# PROVIDED INFORMATION start

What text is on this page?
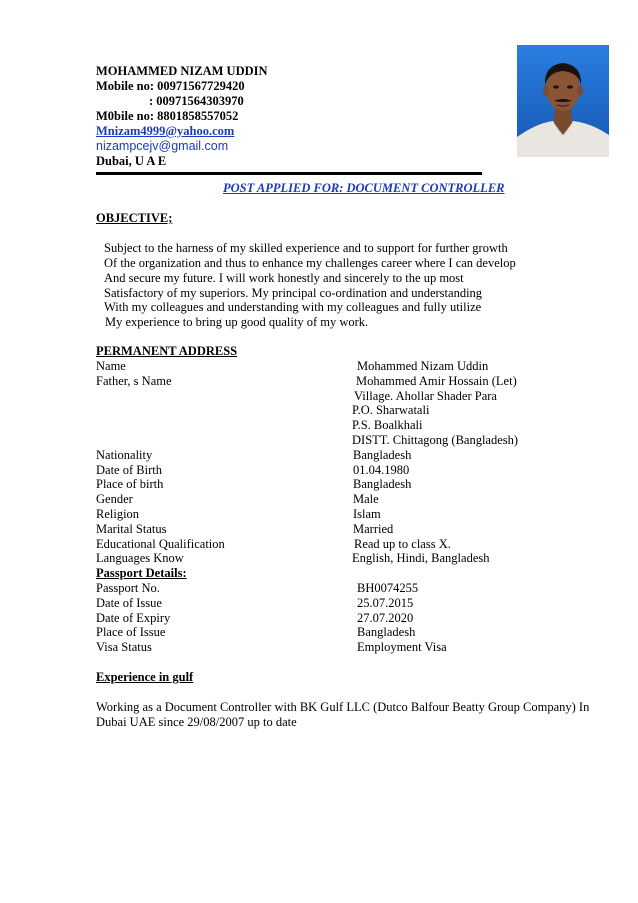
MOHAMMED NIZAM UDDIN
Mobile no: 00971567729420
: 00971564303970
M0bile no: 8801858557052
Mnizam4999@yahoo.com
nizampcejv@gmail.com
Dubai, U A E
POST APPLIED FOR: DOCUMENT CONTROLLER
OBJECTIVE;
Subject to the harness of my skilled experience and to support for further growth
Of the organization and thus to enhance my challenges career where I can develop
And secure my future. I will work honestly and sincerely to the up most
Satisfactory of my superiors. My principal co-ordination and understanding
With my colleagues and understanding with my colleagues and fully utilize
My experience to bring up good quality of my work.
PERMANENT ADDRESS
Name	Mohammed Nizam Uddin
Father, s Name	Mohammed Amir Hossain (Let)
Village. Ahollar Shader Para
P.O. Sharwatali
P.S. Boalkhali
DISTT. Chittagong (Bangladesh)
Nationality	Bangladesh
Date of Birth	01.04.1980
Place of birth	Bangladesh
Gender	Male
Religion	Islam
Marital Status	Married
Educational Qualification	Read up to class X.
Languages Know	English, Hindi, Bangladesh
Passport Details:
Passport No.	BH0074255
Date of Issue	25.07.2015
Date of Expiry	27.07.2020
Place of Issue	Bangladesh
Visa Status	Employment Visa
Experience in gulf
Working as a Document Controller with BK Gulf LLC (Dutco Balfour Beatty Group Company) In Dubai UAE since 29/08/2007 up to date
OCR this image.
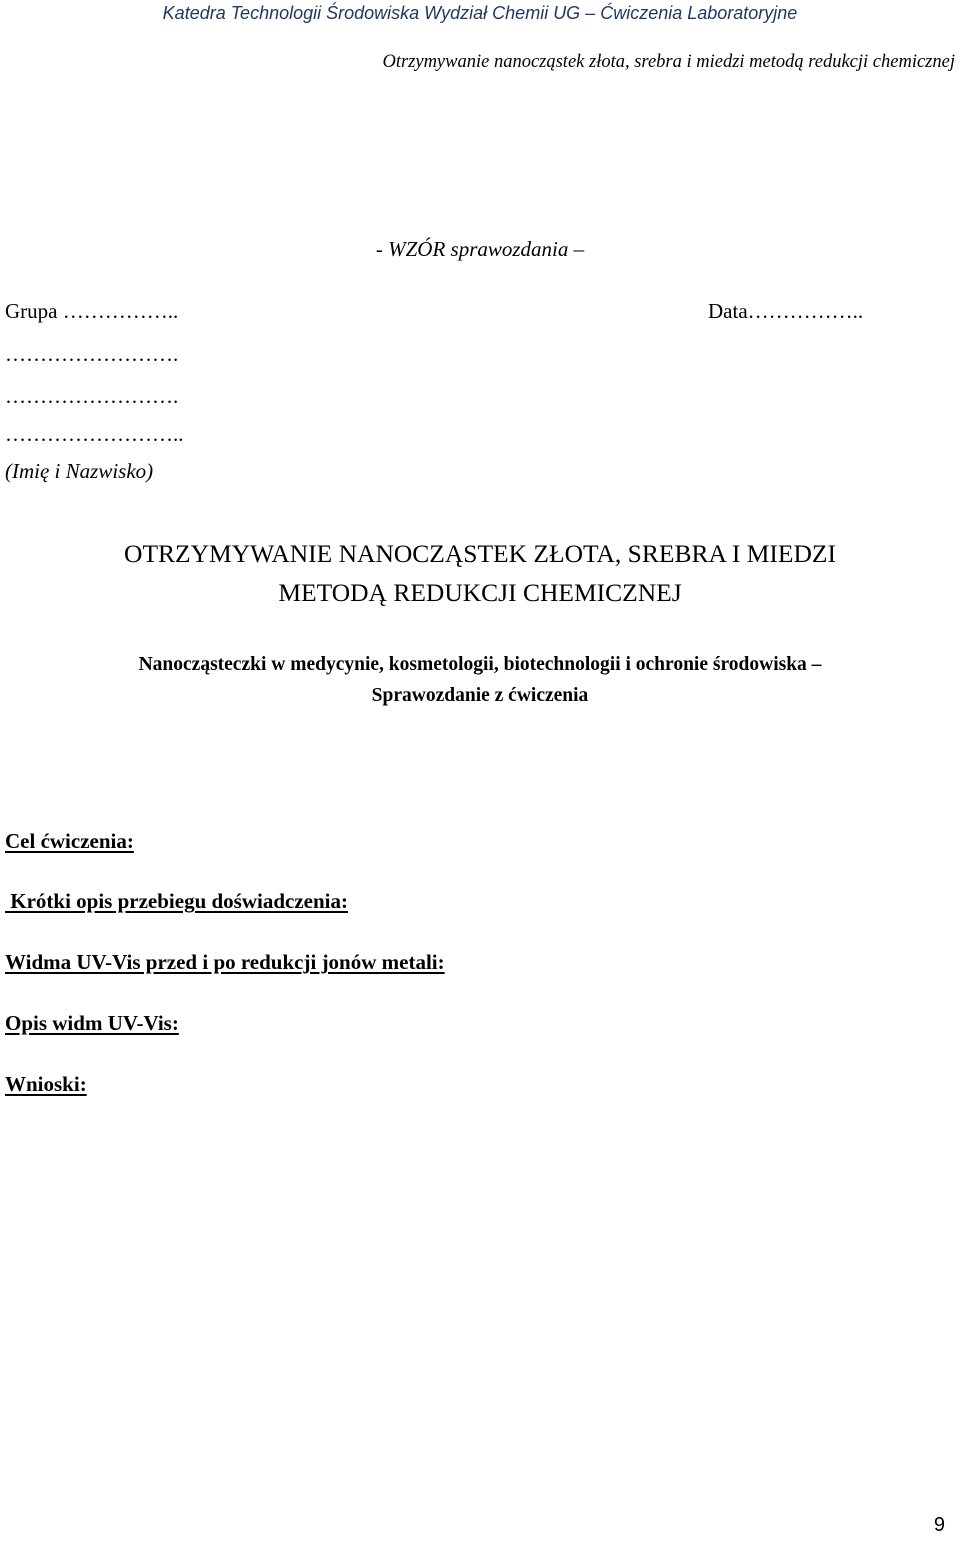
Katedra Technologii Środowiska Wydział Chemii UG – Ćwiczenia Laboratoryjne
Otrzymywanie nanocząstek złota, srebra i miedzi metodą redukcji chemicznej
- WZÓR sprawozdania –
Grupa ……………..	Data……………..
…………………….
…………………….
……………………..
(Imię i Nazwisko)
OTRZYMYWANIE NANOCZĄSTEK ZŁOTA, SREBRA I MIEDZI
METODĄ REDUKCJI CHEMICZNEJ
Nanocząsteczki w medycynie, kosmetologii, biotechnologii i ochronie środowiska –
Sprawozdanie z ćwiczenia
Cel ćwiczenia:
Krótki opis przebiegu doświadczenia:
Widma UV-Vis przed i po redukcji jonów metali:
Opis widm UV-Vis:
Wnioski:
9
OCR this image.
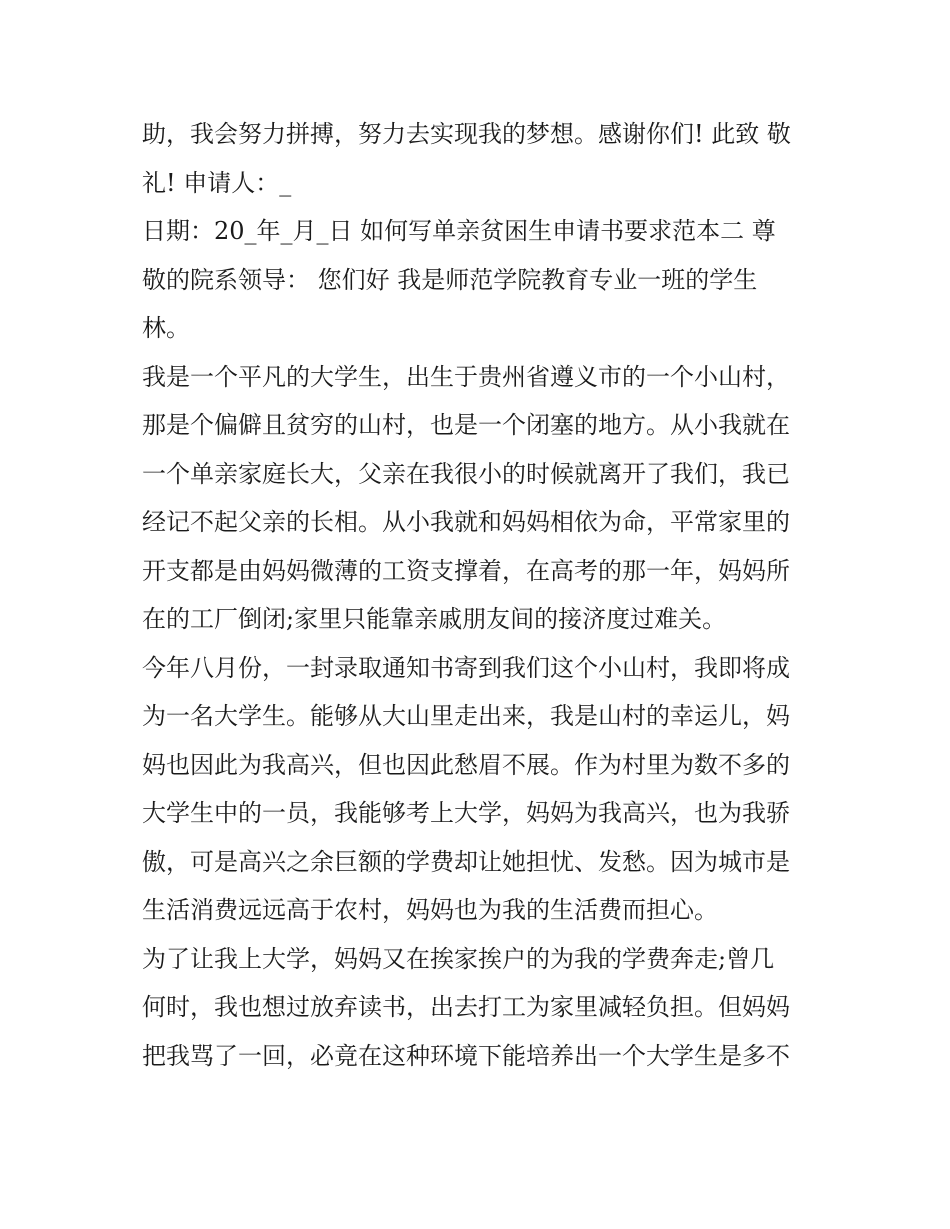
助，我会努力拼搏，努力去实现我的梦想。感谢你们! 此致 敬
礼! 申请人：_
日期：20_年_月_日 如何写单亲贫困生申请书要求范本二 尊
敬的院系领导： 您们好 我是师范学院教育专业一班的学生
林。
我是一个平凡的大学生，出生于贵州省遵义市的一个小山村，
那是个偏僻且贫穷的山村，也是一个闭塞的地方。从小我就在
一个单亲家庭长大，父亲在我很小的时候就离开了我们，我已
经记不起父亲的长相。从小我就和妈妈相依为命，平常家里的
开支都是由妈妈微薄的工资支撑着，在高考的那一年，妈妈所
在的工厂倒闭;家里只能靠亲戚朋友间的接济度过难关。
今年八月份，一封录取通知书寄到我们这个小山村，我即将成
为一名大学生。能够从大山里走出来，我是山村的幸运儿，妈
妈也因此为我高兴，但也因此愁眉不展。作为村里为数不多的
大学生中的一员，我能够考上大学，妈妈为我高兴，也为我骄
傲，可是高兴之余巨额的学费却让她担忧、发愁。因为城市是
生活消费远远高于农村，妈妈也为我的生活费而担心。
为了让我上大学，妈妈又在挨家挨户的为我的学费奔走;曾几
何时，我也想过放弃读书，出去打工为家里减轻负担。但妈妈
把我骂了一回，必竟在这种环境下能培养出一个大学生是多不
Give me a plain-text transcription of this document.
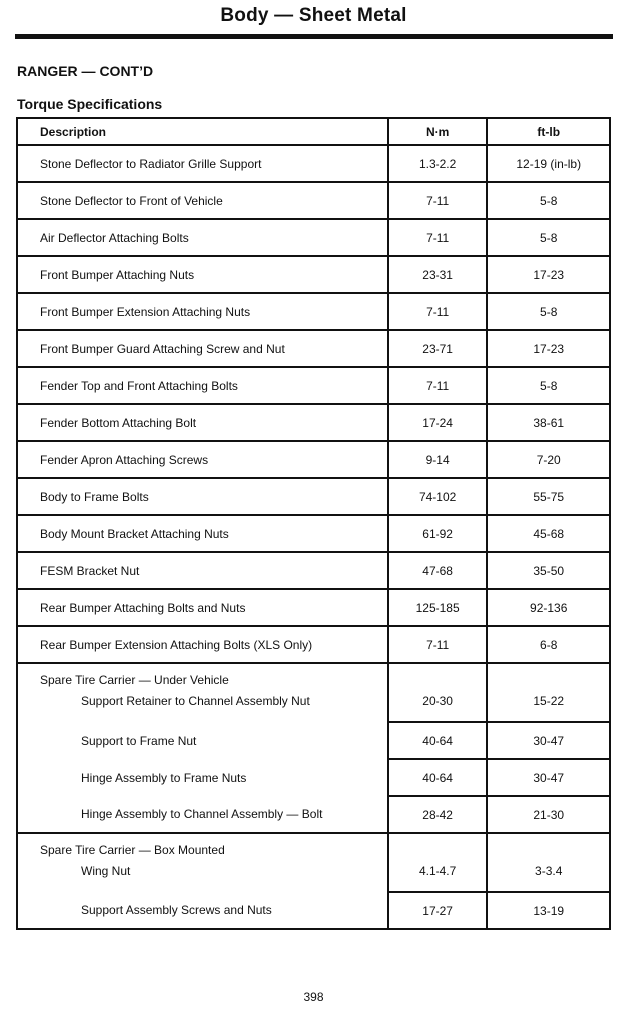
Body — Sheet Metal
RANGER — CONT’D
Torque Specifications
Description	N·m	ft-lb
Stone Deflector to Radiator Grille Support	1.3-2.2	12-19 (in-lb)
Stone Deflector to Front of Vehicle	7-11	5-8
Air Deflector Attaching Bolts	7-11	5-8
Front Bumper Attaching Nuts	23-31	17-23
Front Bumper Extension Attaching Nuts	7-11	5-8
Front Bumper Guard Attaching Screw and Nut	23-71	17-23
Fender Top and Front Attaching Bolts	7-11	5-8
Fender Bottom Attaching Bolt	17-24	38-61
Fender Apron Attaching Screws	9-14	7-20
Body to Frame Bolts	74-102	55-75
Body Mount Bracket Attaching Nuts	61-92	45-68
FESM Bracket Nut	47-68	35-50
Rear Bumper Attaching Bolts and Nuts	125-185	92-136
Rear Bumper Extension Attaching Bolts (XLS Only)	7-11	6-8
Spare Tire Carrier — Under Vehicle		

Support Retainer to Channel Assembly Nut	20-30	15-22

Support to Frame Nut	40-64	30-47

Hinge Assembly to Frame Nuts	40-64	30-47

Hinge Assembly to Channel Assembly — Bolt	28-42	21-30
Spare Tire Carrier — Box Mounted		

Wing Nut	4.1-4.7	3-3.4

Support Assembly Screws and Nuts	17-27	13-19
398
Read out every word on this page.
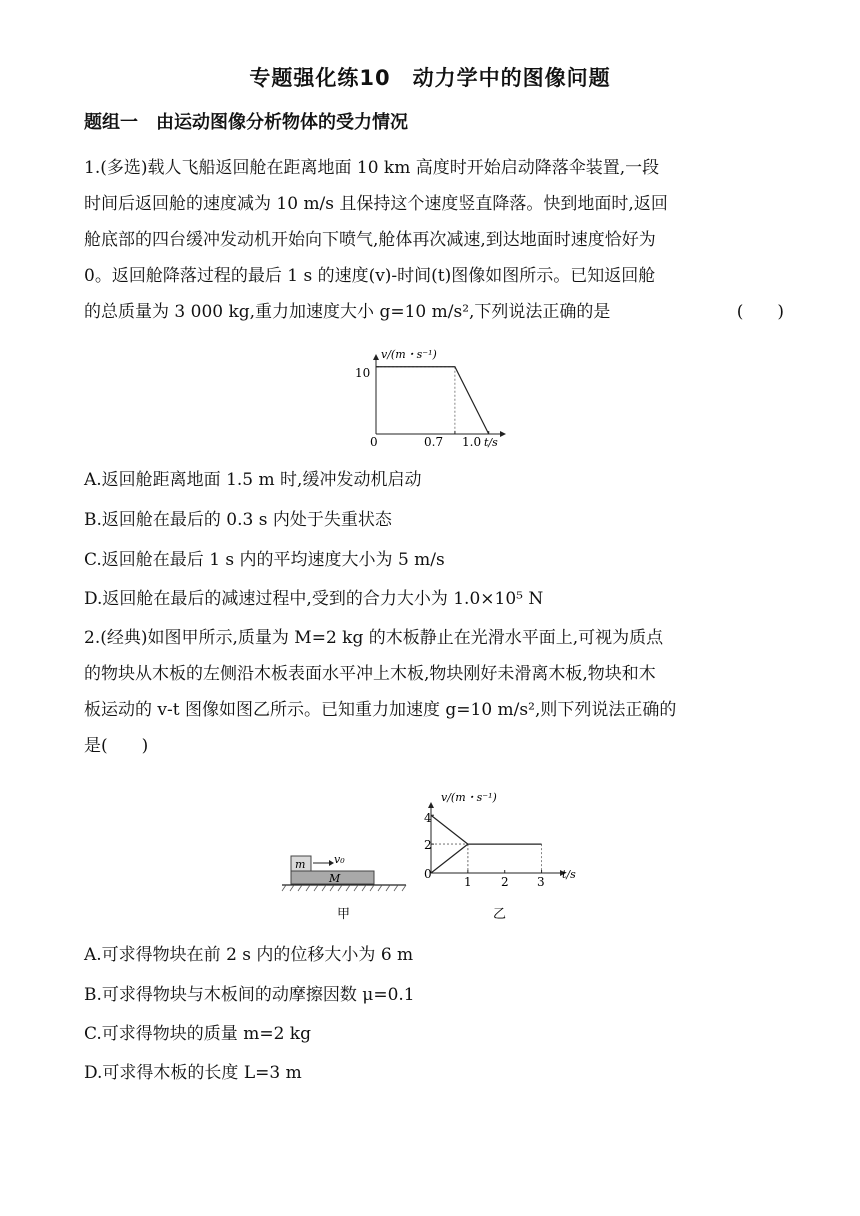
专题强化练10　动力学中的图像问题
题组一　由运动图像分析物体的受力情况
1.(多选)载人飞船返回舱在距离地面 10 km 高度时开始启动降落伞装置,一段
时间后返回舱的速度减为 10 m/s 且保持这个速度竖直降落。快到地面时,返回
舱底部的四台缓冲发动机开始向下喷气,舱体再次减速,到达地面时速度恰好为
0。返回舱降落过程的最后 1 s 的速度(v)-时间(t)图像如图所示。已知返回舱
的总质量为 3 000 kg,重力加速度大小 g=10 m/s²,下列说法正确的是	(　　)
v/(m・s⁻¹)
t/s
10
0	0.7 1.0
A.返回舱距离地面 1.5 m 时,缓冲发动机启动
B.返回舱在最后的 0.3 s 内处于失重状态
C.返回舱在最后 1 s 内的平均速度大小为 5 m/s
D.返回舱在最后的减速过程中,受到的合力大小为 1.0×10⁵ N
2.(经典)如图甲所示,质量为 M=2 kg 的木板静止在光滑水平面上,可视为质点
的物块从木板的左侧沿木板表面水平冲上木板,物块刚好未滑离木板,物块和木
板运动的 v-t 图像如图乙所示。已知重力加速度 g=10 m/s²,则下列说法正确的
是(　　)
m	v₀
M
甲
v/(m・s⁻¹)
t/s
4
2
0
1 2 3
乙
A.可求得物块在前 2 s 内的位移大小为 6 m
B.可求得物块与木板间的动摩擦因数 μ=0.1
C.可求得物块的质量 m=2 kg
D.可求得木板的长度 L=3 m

# PROVIDED INFORMATION end

### YOUR TASK
Transcribe the material as is, with images omitted.

### FINISHED TASK
What text is on this page?
MOHAMMED NIZAM UDDIN
Mobile no: 00971567729420
: 00971564303970
M0bile no: 8801858557052
Mnizam4999@yahoo.com
nizampcejv@gmail.com
Dubai, U A E
POST APPLIED FOR: DOCUMENT CONTROLLER
OBJECTIVE;
Subject to the harness of my skilled experience and to support for further growth
Of the organization and thus to enhance my challenges career where I can develop
And secure my future. I will work honestly and sincerely to the up most
Satisfactory of my superiors. My principal co-ordination and understanding
With my colleagues and understanding with my colleagues and fully utilize
My experience to bring up good quality of my work.
PERMANENT ADDRESS
Name	Mohammed Nizam Uddin
Father, s Name	Mohammed Amir Hossain (Let)
Village. Ahollar Shader Para
P.O. Sharwatali
P.S. Boalkhali
DISTT. Chittagong (Bangladesh)
Nationality	Bangladesh
Date of Birth	01.04.1980
Place of birth	Bangladesh
Gender	Male
Religion	Islam
Marital Status	Married
Educational Qualification	Read up to class X.
Languages Know	English, Hindi, Bangladesh
Passport Details:
Passport No.	BH0074255
Date of Issue	25.07.2015
Date of Expiry	27.07.2020
Place of Issue	Bangladesh
Visa Status	Employment Visa
Experience in gulf
Working as a Document Controller with BK Gulf LLC (Dutco Balfour Beatty Group Company) In Dubai UAE since 29/08/2007 up to date
OCR this image.
Katedra Technologii Środowiska Wydział Chemii UG – Ćwiczenia Laboratoryjne
Otrzymywanie nanocząstek złota, srebra i miedzi metodą redukcji chemicznej
- WZÓR sprawozdania –
Grupa ……………..	Data……………..
…………………….
…………………….
……………………..
(Imię i Nazwisko)
OTRZYMYWANIE NANOCZĄSTEK ZŁOTA, SREBRA I MIEDZI
METODĄ REDUKCJI CHEMICZNEJ
Nanocząsteczki w medycynie, kosmetologii, biotechnologii i ochronie środowiska –
Sprawozdanie z ćwiczenia
Cel ćwiczenia:
Krótki opis przebiegu doświadczenia:
Widma UV-Vis przed i po redukcji jonów metali:
Opis widm UV-Vis:
Wnioski:
9
OCR this image.
助，我会努力拼搏，努力去实现我的梦想。感谢你们! 此致 敬
礼! 申请人：_
日期：20_年_月_日 如何写单亲贫困生申请书要求范本二 尊
敬的院系领导： 您们好 我是师范学院教育专业一班的学生
林。
我是一个平凡的大学生，出生于贵州省遵义市的一个小山村，
那是个偏僻且贫穷的山村，也是一个闭塞的地方。从小我就在
一个单亲家庭长大，父亲在我很小的时候就离开了我们，我已
经记不起父亲的长相。从小我就和妈妈相依为命，平常家里的
开支都是由妈妈微薄的工资支撑着，在高考的那一年，妈妈所
在的工厂倒闭;家里只能靠亲戚朋友间的接济度过难关。
今年八月份，一封录取通知书寄到我们这个小山村，我即将成
为一名大学生。能够从大山里走出来，我是山村的幸运儿，妈
妈也因此为我高兴，但也因此愁眉不展。作为村里为数不多的
大学生中的一员，我能够考上大学，妈妈为我高兴，也为我骄
傲，可是高兴之余巨额的学费却让她担忧、发愁。因为城市是
生活消费远远高于农村，妈妈也为我的生活费而担心。
为了让我上大学，妈妈又在挨家挨户的为我的学费奔走;曾几
何时，我也想过放弃读书，出去打工为家里减轻负担。但妈妈
把我骂了一回，必竟在这种环境下能培养出一个大学生是多不
Give me a plain-text transcription of this document.
Body — Sheet Metal
RANGER — CONT’D
Torque Specifications
Description	N·m	ft-lb
Stone Deflector to Radiator Grille Support	1.3-2.2	12-19 (in-lb)
Stone Deflector to Front of Vehicle	7-11	5-8
Air Deflector Attaching Bolts	7-11	5-8
Front Bumper Attaching Nuts	23-31	17-23
Front Bumper Extension Attaching Nuts	7-11	5-8
Front Bumper Guard Attaching Screw and Nut	23-71	17-23
Fender Top and Front Attaching Bolts	7-11	5-8
Fender Bottom Attaching Bolt	17-24	38-61
Fender Apron Attaching Screws	9-14	7-20
Body to Frame Bolts	74-102	55-75
Body Mount Bracket Attaching Nuts	61-92	45-68
FESM Bracket Nut	47-68	35-50
Rear Bumper Attaching Bolts and Nuts	125-185	92-136
Rear Bumper Extension Attaching Bolts (XLS Only)	7-11	6-8
Spare Tire Carrier — Under Vehicle		

Support Retainer to Channel Assembly Nut	20-30	15-22

Support to Frame Nut	40-64	30-47

Hinge Assembly to Frame Nuts	40-64	30-47

Hinge Assembly to Channel Assembly — Bolt	28-42	21-30
Spare Tire Carrier — Box Mounted		

Wing Nut	4.1-4.7	3-3.4

Support Assembly Screws and Nuts	17-27	13-19
398
Read out every word on this page.
专题强化练10　动力学中的图像问题
题组一　由运动图像分析物体的受力情况
1.(多选)载人飞船返回舱在距离地面 10 km 高度时开始启动降落伞装置,一段
时间后返回舱的速度减为 10 m/s 且保持这个速度竖直降落。快到地面时,返回
舱底部的四台缓冲发动机开始向下喷气,舱体再次减速,到达地面时速度恰好为
0。返回舱降落过程的最后 1 s 的速度(v)-时间(t)图像如图所示。已知返回舱
的总质量为 3 000 kg,重力加速度大小 g=10 m/s²,下列说法正确的是	(　　)
v/(m・s⁻¹)
t/s
10
0	0.7 1.0
A.返回舱距离地面 1.5 m 时,缓冲发动机启动
B.返回舱在最后的 0.3 s 内处于失重状态
C.返回舱在最后 1 s 内的平均速度大小为 5 m/s
D.返回舱在最后的减速过程中,受到的合力大小为 1.0×10⁵ N
2.(经典)如图甲所示,质量为 M=2 kg 的木板静止在光滑水平面上,可视为质点
的物块从木板的左侧沿木板表面水平冲上木板,物块刚好未滑离木板,物块和木
板运动的 v-t 图像如图乙所示。已知重力加速度 g=10 m/s²,则下列说法正确的
是(　　)
m	v₀
M
甲
v/(m・s⁻¹)
t/s
4
2
0
1 2 3
乙
A.可求得物块在前 2 s 内的位移大小为 6 m
B.可求得物块与木板间的动摩擦因数 μ=0.1
C.可求得物块的质量 m=2 kg
D.可求得木板的长度 L=3 m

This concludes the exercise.